>> start
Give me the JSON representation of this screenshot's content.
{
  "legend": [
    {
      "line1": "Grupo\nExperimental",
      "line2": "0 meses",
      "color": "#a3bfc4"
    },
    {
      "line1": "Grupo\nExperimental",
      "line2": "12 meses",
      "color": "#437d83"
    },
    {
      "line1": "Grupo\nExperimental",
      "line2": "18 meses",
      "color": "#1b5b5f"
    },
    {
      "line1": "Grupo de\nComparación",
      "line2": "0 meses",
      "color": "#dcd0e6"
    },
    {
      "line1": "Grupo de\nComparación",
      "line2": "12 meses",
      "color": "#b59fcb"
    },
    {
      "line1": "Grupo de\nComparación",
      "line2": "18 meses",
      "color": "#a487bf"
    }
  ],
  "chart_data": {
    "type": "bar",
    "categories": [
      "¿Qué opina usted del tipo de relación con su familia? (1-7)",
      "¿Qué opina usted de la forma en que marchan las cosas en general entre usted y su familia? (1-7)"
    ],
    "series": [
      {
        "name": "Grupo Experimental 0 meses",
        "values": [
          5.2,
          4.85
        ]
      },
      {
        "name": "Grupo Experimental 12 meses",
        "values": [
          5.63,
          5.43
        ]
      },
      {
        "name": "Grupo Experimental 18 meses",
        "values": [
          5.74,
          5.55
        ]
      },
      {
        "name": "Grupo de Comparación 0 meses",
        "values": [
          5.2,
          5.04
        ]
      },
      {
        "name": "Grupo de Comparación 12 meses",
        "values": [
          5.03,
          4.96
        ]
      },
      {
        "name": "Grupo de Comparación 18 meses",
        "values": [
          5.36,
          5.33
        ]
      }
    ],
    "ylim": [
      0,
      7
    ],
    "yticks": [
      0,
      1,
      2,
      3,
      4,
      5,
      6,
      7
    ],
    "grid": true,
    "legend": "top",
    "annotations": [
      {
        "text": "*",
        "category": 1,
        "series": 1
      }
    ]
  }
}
>> end
• Set exercise: Set down all of the data above, word for word.

• Correct output:
Give me the JSON representation of this screenshot's content.
{
  "legend": [
    {
      "line1": "Grupo\nExperimental",
      "line2": "0 meses",
      "color": "#a3bfc4"
    },
    {
      "line1": "Grupo\nExperimental",
      "line2": "12 meses",
      "color": "#437d83"
    },
    {
      "line1": "Grupo\nExperimental",
      "line2": "18 meses",
      "color": "#1b5b5f"
    },
    {
      "line1": "Grupo de\nComparación",
      "line2": "0 meses",
      "color": "#dcd0e6"
    },
    {
      "line1": "Grupo de\nComparación",
      "line2": "12 meses",
      "color": "#b59fcb"
    },
    {
      "line1": "Grupo de\nComparación",
      "line2": "18 meses",
      "color": "#a487bf"
    }
  ],
  "chart_data": {
    "type": "bar",
    "categories": [
      "¿Qué opina usted del tipo de relación con su familia? (1-7)",
      "¿Qué opina usted de la forma en que marchan las cosas en general entre usted y su familia? (1-7)"
    ],
    "series": [
      {
        "name": "Grupo Experimental 0 meses",
        "values": [
          5.2,
          4.85
        ]
      },
      {
        "name": "Grupo Experimental 12 meses",
        "values": [
          5.63,
          5.43
        ]
      },
      {
        "name": "Grupo Experimental 18 meses",
        "values": [
          5.74,
          5.55
        ]
      },
      {
        "name": "Grupo de Comparación 0 meses",
        "values": [
          5.2,
          5.04
        ]
      },
      {
        "name": "Grupo de Comparación 12 meses",
        "values": [
          5.03,
          4.96
        ]
      },
      {
        "name": "Grupo de Comparación 18 meses",
        "values": [
          5.36,
          5.33
        ]
      }
    ],
    "ylim": [
      0,
      7
    ],
    "yticks": [
      0,
      1,
      2,
      3,
      4,
      5,
      6,
      7
    ],
    "grid": true,
    "legend": "top",
    "annotations": [
      {
        "text": "*",
        "category": 1,
        "series": 1
      }
    ]
  }
}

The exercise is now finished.